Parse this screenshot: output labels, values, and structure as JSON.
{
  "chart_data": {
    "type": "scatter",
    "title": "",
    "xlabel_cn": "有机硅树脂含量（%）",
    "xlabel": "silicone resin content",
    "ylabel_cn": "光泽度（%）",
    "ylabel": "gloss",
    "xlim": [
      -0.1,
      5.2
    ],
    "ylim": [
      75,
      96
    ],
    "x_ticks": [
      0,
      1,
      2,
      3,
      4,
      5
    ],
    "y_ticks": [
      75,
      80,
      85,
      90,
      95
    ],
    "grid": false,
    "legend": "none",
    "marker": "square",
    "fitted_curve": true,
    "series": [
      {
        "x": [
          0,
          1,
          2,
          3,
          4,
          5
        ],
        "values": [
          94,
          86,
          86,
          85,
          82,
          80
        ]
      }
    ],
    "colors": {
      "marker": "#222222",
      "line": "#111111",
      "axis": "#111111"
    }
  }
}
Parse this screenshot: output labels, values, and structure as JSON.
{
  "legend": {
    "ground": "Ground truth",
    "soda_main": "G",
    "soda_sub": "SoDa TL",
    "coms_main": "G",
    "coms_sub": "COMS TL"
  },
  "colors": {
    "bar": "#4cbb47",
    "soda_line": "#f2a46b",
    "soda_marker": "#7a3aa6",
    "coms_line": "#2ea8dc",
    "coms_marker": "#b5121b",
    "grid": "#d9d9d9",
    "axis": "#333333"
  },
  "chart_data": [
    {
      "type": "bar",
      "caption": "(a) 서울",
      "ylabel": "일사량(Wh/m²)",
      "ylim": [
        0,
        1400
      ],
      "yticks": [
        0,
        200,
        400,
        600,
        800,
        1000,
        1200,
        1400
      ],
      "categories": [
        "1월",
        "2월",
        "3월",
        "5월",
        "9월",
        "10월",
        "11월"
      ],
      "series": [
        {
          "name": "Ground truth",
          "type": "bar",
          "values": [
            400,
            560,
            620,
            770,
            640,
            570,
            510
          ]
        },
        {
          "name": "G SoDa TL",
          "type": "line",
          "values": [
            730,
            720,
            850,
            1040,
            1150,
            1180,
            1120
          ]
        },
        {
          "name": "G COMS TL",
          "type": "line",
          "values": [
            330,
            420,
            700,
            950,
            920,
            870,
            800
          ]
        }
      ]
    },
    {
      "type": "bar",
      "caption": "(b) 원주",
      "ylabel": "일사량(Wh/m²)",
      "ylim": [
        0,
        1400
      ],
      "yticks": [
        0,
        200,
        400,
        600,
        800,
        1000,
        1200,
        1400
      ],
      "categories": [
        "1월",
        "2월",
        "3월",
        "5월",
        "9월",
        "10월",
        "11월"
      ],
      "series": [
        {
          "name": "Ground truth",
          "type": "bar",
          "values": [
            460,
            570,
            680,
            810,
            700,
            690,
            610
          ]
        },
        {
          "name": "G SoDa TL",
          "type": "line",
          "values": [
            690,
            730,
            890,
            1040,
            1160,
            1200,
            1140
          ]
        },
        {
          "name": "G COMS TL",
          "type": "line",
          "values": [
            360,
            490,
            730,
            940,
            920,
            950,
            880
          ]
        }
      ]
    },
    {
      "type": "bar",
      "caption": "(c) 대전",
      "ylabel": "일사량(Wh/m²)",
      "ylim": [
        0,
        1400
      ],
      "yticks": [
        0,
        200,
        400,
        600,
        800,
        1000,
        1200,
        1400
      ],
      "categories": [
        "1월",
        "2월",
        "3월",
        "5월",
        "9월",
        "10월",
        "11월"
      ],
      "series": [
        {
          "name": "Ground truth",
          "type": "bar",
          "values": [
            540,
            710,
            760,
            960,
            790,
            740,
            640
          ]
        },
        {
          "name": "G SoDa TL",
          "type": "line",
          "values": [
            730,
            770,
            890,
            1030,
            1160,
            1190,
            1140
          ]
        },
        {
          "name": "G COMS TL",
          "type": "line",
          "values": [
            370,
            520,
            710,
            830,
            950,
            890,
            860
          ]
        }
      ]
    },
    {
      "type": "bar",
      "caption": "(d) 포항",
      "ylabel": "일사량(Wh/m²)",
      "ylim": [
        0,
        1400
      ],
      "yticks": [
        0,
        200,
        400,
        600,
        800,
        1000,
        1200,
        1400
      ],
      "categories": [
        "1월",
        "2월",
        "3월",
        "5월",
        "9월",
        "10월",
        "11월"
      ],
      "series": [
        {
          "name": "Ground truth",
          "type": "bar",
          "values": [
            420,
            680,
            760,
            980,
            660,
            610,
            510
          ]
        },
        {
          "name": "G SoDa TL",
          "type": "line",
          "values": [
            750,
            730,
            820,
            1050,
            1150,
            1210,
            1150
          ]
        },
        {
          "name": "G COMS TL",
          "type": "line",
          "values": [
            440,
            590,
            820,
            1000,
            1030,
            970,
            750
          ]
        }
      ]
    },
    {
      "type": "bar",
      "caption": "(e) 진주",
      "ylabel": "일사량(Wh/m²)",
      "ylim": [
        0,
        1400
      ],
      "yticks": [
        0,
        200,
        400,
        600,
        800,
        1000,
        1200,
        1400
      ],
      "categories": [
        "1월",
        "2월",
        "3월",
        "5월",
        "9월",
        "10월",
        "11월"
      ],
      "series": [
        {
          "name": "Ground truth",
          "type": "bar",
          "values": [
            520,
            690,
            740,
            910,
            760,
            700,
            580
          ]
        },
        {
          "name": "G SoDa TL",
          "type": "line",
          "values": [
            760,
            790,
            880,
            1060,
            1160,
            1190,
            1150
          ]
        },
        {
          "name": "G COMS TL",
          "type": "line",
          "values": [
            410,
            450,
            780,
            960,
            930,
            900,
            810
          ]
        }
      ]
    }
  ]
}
⁂
__SET EXERCISE__: Copy out the full material exactly as it appears.

__WRITTEN SOLUTION__:
Parse this screenshot: output labels, values, and structure as JSON.
{
  "chart_data": {
    "type": "scatter",
    "title": "",
    "xlabel_cn": "有机硅树脂含量（%）",
    "xlabel": "silicone resin content",
    "ylabel_cn": "光泽度（%）",
    "ylabel": "gloss",
    "xlim": [
      -0.1,
      5.2
    ],
    "ylim": [
      75,
      96
    ],
    "x_ticks": [
      0,
      1,
      2,
      3,
      4,
      5
    ],
    "y_ticks": [
      75,
      80,
      85,
      90,
      95
    ],
    "grid": false,
    "legend": "none",
    "marker": "square",
    "fitted_curve": true,
    "series": [
      {
        "x": [
          0,
          1,
          2,
          3,
          4,
          5
        ],
        "values": [
          94,
          86,
          86,
          85,
          82,
          80
        ]
      }
    ],
    "colors": {
      "marker": "#222222",
      "line": "#111111",
      "axis": "#111111"
    }
  }
}
Parse this screenshot: output labels, values, and structure as JSON.
{
  "legend": {
    "ground": "Ground truth",
    "soda_main": "G",
    "soda_sub": "SoDa TL",
    "coms_main": "G",
    "coms_sub": "COMS TL"
  },
  "colors": {
    "bar": "#4cbb47",
    "soda_line": "#f2a46b",
    "soda_marker": "#7a3aa6",
    "coms_line": "#2ea8dc",
    "coms_marker": "#b5121b",
    "grid": "#d9d9d9",
    "axis": "#333333"
  },
  "chart_data": [
    {
      "type": "bar",
      "caption": "(a) 서울",
      "ylabel": "일사량(Wh/m²)",
      "ylim": [
        0,
        1400
      ],
      "yticks": [
        0,
        200,
        400,
        600,
        800,
        1000,
        1200,
        1400
      ],
      "categories": [
        "1월",
        "2월",
        "3월",
        "5월",
        "9월",
        "10월",
        "11월"
      ],
      "series": [
        {
          "name": "Ground truth",
          "type": "bar",
          "values": [
            400,
            560,
            620,
            770,
            640,
            570,
            510
          ]
        },
        {
          "name": "G SoDa TL",
          "type": "line",
          "values": [
            730,
            720,
            850,
            1040,
            1150,
            1180,
            1120
          ]
        },
        {
          "name": "G COMS TL",
          "type": "line",
          "values": [
            330,
            420,
            700,
            950,
            920,
            870,
            800
          ]
        }
      ]
    },
    {
      "type": "bar",
      "caption": "(b) 원주",
      "ylabel": "일사량(Wh/m²)",
      "ylim": [
        0,
        1400
      ],
      "yticks": [
        0,
        200,
        400,
        600,
        800,
        1000,
        1200,
        1400
      ],
      "categories": [
        "1월",
        "2월",
        "3월",
        "5월",
        "9월",
        "10월",
        "11월"
      ],
      "series": [
        {
          "name": "Ground truth",
          "type": "bar",
          "values": [
            460,
            570,
            680,
            810,
            700,
            690,
            610
          ]
        },
        {
          "name": "G SoDa TL",
          "type": "line",
          "values": [
            690,
            730,
            890,
            1040,
            1160,
            1200,
            1140
          ]
        },
        {
          "name": "G COMS TL",
          "type": "line",
          "values": [
            360,
            490,
            730,
            940,
            920,
            950,
            880
          ]
        }
      ]
    },
    {
      "type": "bar",
      "caption": "(c) 대전",
      "ylabel": "일사량(Wh/m²)",
      "ylim": [
        0,
        1400
      ],
      "yticks": [
        0,
        200,
        400,
        600,
        800,
        1000,
        1200,
        1400
      ],
      "categories": [
        "1월",
        "2월",
        "3월",
        "5월",
        "9월",
        "10월",
        "11월"
      ],
      "series": [
        {
          "name": "Ground truth",
          "type": "bar",
          "values": [
            540,
            710,
            760,
            960,
            790,
            740,
            640
          ]
        },
        {
          "name": "G SoDa TL",
          "type": "line",
          "values": [
            730,
            770,
            890,
            1030,
            1160,
            1190,
            1140
          ]
        },
        {
          "name": "G COMS TL",
          "type": "line",
          "values": [
            370,
            520,
            710,
            830,
            950,
            890,
            860
          ]
        }
      ]
    },
    {
      "type": "bar",
      "caption": "(d) 포항",
      "ylabel": "일사량(Wh/m²)",
      "ylim": [
        0,
        1400
      ],
      "yticks": [
        0,
        200,
        400,
        600,
        800,
        1000,
        1200,
        1400
      ],
      "categories": [
        "1월",
        "2월",
        "3월",
        "5월",
        "9월",
        "10월",
        "11월"
      ],
      "series": [
        {
          "name": "Ground truth",
          "type": "bar",
          "values": [
            420,
            680,
            760,
            980,
            660,
            610,
            510
          ]
        },
        {
          "name": "G SoDa TL",
          "type": "line",
          "values": [
            750,
            730,
            820,
            1050,
            1150,
            1210,
            1150
          ]
        },
        {
          "name": "G COMS TL",
          "type": "line",
          "values": [
            440,
            590,
            820,
            1000,
            1030,
            970,
            750
          ]
        }
      ]
    },
    {
      "type": "bar",
      "caption": "(e) 진주",
      "ylabel": "일사량(Wh/m²)",
      "ylim": [
        0,
        1400
      ],
      "yticks": [
        0,
        200,
        400,
        600,
        800,
        1000,
        1200,
        1400
      ],
      "categories": [
        "1월",
        "2월",
        "3월",
        "5월",
        "9월",
        "10월",
        "11월"
      ],
      "series": [
        {
          "name": "Ground truth",
          "type": "bar",
          "values": [
            520,
            690,
            740,
            910,
            760,
            700,
            580
          ]
        },
        {
          "name": "G SoDa TL",
          "type": "line",
          "values": [
            760,
            790,
            880,
            1060,
            1160,
            1190,
            1150
          ]
        },
        {
          "name": "G COMS TL",
          "type": "line",
          "values": [
            410,
            450,
            780,
            960,
            930,
            900,
            810
          ]
        }
      ]
    }
  ]
}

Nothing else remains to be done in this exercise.